* _REQUIREMENT_: Set every record down verbatim and omit the pictures.

* _INPUT DATA_:
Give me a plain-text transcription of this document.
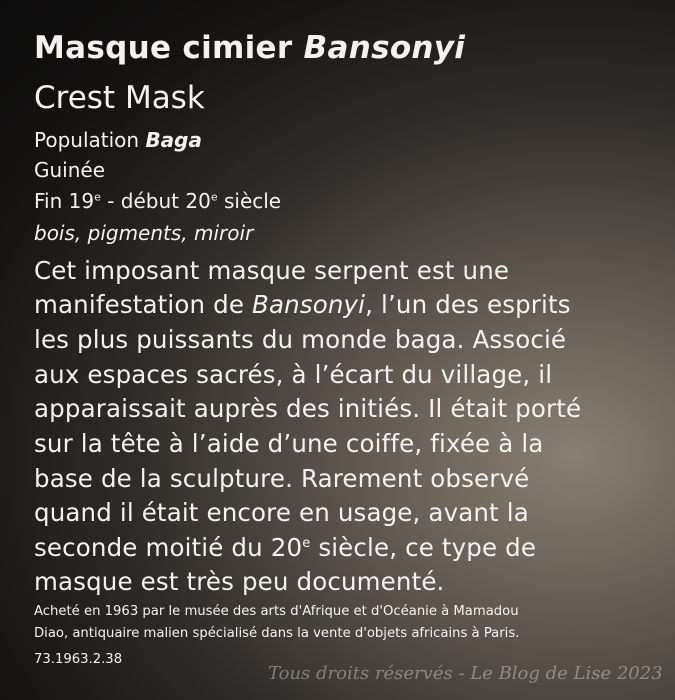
Masque cimier Bansonyi
Crest Mask
Population Baga
Guinée
Fin 19e - début 20e siècle
bois, pigments, miroir
Cet imposant masque serpent est une
manifestation de Bansonyi, l’un des esprits
les plus puissants du monde baga. Associé
aux espaces sacrés, à l’écart du village, il
apparaissait auprès des initiés. Il était porté
sur la tête à l’aide d’une coiffe, fixée à la
base de la sculpture. Rarement observé
quand il était encore en usage, avant la
seconde moitié du 20e siècle, ce type de
masque est très peu documenté.
Acheté en 1963 par le musée des arts d'Afrique et d'Océanie à Mamadou
Diao, antiquaire malien spécialisé dans la vente d'objets africains à Paris.
73.1963.2.38
Tous droits réservés - Le Blog de Lise 2023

* _THE REPLY_:
Give me a plain-text transcription of this document.
Masque cimier Bansonyi
Crest Mask
Population Baga
Guinée
Fin 19e - début 20e siècle
bois, pigments, miroir
Cet imposant masque serpent est une
manifestation de Bansonyi, l’un des esprits
les plus puissants du monde baga. Associé
aux espaces sacrés, à l’écart du village, il
apparaissait auprès des initiés. Il était porté
sur la tête à l’aide d’une coiffe, fixée à la
base de la sculpture. Rarement observé
quand il était encore en usage, avant la
seconde moitié du 20e siècle, ce type de
masque est très peu documenté.
Acheté en 1963 par le musée des arts d'Afrique et d'Océanie à Mamadou
Diao, antiquaire malien spécialisé dans la vente d'objets africains à Paris.
73.1963.2.38
Tous droits réservés - Le Blog de Lise 2023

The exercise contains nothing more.